- Exercise goal: Leave out the pictures, then reproduce the rest of the material exactly.

- Records for processing:
☆ ☆ ☆ ☆ ☆

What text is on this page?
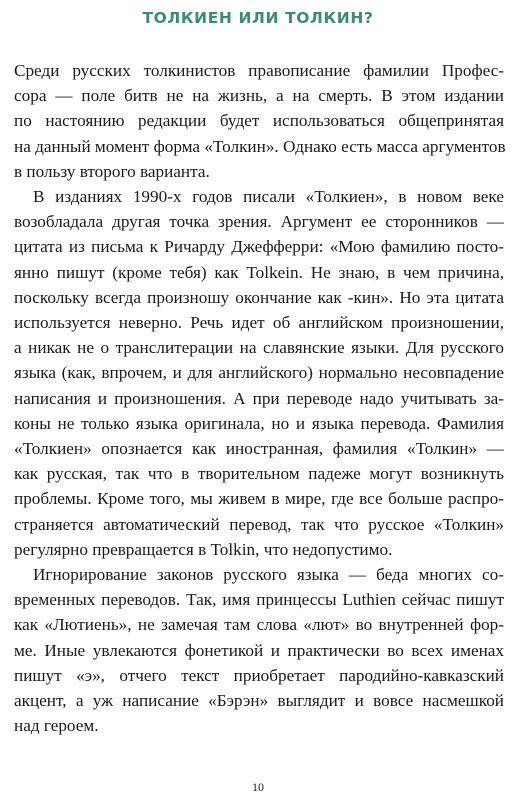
ТОЛКИЕН ИЛИ ТОЛКИН?

Среди русских толкинистов правописание фамилии Профес-
сора — поле битв не на жизнь, а на смерть. В этом издании
по настоянию редакции будет использоваться общепринятая
на данный момент форма «Толкин». Однако есть масса аргументов
в пользу второго варианта.

В изданиях 1990-х годов писали «Толкиен», в новом веке
возобладала другая точка зрения. Аргумент ее сторонников —
цитата из письма к Ричарду Джефферри: «Мою фамилию посто-
янно пишут (кроме тебя) как Tolkein. Не знаю, в чем причина,
поскольку всегда произношу окончание как -кин». Но эта цитата
используется неверно. Речь идет об английском произношении,
а никак не о транслитерации на славянские языки. Для русского
языка (как, впрочем, и для английского) нормально несовпадение
написания и произношения. А при переводе надо учитывать за-
коны не только языка оригинала, но и языка перевода. Фамилия
«Толкиен» опознается как иностранная, фамилия «Толкин» —
как русская, так что в творительном падеже могут возникнуть
проблемы. Кроме того, мы живем в мире, где все больше распро-
страняется автоматический перевод, так что русское «Толкин»
регулярно превращается в Tolkin, что недопустимо.

Игнорирование законов русского языка — беда многих со-
временных переводов. Так, имя принцессы Luthien сейчас пишут
как «Лютиень», не замечая там слова «лют» во внутренней фор-
ме. Иные увлекаются фонетикой и практически во всех именах
пишут «э», отчего текст приобретает пародийно-кавказский
акцент, а уж написание «Бэрэн» выглядит и вовсе насмешкой
над героем.

10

☆ ☆ ☆ ☆ ☆

- The reply:
What text is on this page?
ТОЛКИЕН ИЛИ ТОЛКИН?

Среди русских толкинистов правописание фамилии Профес-
сора — поле битв не на жизнь, а на смерть. В этом издании
по настоянию редакции будет использоваться общепринятая
на данный момент форма «Толкин». Однако есть масса аргументов
в пользу второго варианта.

В изданиях 1990-х годов писали «Толкиен», в новом веке
возобладала другая точка зрения. Аргумент ее сторонников —
цитата из письма к Ричарду Джефферри: «Мою фамилию посто-
янно пишут (кроме тебя) как Tolkein. Не знаю, в чем причина,
поскольку всегда произношу окончание как -кин». Но эта цитата
используется неверно. Речь идет об английском произношении,
а никак не о транслитерации на славянские языки. Для русского
языка (как, впрочем, и для английского) нормально несовпадение
написания и произношения. А при переводе надо учитывать за-
коны не только языка оригинала, но и языка перевода. Фамилия
«Толкиен» опознается как иностранная, фамилия «Толкин» —
как русская, так что в творительном падеже могут возникнуть
проблемы. Кроме того, мы живем в мире, где все больше распро-
страняется автоматический перевод, так что русское «Толкин»
регулярно превращается в Tolkin, что недопустимо.

Игнорирование законов русского языка — беда многих со-
временных переводов. Так, имя принцессы Luthien сейчас пишут
как «Лютиень», не замечая там слова «лют» во внутренней фор-
ме. Иные увлекаются фонетикой и практически во всех именах
пишут «э», отчего текст приобретает пародийно-кавказский
акцент, а уж написание «Бэрэн» выглядит и вовсе насмешкой
над героем.

10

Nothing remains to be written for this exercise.